» WHAT TO DO:
All lines holding the string "right" are to be shown.

>> BEGIN EXERCISE MATERIALS

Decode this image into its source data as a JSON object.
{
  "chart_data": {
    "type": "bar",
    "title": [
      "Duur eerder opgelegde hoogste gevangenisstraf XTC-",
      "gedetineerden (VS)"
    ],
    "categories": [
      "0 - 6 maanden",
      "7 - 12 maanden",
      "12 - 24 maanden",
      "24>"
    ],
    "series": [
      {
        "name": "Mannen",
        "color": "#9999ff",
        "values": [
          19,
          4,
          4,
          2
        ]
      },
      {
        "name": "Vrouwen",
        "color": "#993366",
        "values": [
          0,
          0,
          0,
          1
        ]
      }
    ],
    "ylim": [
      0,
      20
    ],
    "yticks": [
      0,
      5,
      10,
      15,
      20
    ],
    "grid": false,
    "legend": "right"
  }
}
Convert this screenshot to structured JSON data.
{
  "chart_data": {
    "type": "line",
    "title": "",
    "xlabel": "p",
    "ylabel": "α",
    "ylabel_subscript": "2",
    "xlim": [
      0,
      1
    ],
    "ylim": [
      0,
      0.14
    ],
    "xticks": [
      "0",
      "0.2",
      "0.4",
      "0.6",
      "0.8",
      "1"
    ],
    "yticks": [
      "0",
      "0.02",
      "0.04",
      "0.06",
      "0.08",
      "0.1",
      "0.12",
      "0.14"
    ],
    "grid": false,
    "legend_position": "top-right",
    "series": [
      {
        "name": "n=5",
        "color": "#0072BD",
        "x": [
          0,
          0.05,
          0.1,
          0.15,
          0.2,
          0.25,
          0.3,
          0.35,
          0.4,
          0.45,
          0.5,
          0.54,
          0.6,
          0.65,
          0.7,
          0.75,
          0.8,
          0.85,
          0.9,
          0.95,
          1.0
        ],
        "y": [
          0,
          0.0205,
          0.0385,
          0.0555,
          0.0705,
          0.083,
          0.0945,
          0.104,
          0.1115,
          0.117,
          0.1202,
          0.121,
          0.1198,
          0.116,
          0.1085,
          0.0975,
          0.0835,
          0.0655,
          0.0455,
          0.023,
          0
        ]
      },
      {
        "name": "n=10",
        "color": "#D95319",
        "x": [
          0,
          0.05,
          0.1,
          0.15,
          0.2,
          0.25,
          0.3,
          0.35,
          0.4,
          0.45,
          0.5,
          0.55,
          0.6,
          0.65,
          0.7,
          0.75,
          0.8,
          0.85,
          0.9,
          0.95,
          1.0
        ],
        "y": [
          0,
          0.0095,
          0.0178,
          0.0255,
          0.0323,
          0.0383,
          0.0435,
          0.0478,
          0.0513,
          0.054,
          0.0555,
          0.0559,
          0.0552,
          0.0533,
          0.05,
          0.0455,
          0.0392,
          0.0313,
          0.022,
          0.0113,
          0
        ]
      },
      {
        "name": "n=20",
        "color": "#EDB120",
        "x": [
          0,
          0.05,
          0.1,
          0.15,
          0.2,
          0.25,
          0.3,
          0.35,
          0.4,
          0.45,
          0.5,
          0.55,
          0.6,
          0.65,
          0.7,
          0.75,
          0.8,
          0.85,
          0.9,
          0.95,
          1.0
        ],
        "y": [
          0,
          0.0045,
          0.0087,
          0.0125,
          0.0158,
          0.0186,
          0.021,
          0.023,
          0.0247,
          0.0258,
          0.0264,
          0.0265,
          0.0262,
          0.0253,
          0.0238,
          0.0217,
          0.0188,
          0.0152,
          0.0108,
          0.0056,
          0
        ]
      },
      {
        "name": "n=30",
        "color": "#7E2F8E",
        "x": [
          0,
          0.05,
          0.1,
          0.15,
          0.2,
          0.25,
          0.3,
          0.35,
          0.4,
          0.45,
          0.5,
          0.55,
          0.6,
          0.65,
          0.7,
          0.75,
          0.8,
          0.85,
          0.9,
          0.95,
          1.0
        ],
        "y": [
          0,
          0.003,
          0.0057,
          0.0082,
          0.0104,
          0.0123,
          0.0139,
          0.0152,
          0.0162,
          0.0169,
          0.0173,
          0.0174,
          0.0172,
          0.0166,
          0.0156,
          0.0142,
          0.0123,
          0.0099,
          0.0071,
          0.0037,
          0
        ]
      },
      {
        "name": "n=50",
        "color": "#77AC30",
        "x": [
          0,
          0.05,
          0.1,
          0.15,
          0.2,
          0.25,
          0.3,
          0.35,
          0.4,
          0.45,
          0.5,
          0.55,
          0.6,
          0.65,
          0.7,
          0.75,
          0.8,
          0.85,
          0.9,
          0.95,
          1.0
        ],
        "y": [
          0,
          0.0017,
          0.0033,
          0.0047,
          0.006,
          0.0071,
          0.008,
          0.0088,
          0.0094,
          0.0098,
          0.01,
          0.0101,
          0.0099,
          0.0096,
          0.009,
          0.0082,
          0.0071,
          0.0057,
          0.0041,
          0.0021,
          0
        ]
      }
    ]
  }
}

>> END EXERCISE MATERIALS

» WRITTEN ANSWER:
    "legend": "right"
    "legend_position": "top-right",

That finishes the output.